Goal — Spot every line with the word "Субсидии" and return it.

-- START OF Given data --

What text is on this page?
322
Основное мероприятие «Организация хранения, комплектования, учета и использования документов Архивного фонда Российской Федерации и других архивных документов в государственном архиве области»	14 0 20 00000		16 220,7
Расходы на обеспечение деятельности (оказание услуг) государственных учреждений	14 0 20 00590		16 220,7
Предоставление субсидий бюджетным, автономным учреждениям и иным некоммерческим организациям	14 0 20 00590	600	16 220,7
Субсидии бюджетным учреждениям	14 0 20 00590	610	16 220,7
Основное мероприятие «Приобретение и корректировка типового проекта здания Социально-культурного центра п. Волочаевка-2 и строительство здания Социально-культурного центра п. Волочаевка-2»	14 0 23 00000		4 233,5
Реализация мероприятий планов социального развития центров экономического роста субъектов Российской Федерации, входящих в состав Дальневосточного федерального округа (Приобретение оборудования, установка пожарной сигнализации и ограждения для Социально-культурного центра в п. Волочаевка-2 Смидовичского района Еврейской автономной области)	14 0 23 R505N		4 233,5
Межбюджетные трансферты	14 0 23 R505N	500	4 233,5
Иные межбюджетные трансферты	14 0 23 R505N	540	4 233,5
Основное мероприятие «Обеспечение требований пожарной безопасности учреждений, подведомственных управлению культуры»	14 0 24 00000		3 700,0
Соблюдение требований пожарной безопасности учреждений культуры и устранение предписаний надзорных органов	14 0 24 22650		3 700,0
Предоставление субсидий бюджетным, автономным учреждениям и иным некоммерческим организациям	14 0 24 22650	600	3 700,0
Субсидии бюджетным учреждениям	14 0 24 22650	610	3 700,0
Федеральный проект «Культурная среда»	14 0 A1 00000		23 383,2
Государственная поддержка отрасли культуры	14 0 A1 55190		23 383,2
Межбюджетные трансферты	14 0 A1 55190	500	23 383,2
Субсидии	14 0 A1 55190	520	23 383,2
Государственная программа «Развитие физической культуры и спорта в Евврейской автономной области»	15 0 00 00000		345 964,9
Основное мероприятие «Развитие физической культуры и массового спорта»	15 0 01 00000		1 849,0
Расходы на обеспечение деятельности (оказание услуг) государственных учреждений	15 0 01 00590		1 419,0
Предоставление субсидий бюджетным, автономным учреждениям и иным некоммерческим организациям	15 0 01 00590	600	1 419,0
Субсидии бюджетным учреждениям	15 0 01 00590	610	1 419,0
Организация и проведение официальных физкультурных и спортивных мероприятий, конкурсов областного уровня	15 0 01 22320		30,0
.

-- END OF Given data --

Exercise answer —
Субсидии бюджетным учреждениям	14 0 20 00590	610	16 220,7
Субсидии бюджетным учреждениям	14 0 24 22650	610	3 700,0
Субсидии	14 0 A1 55190	520	23 383,2
Субсидии бюджетным учреждениям	15 0 01 00590	610	1 419,0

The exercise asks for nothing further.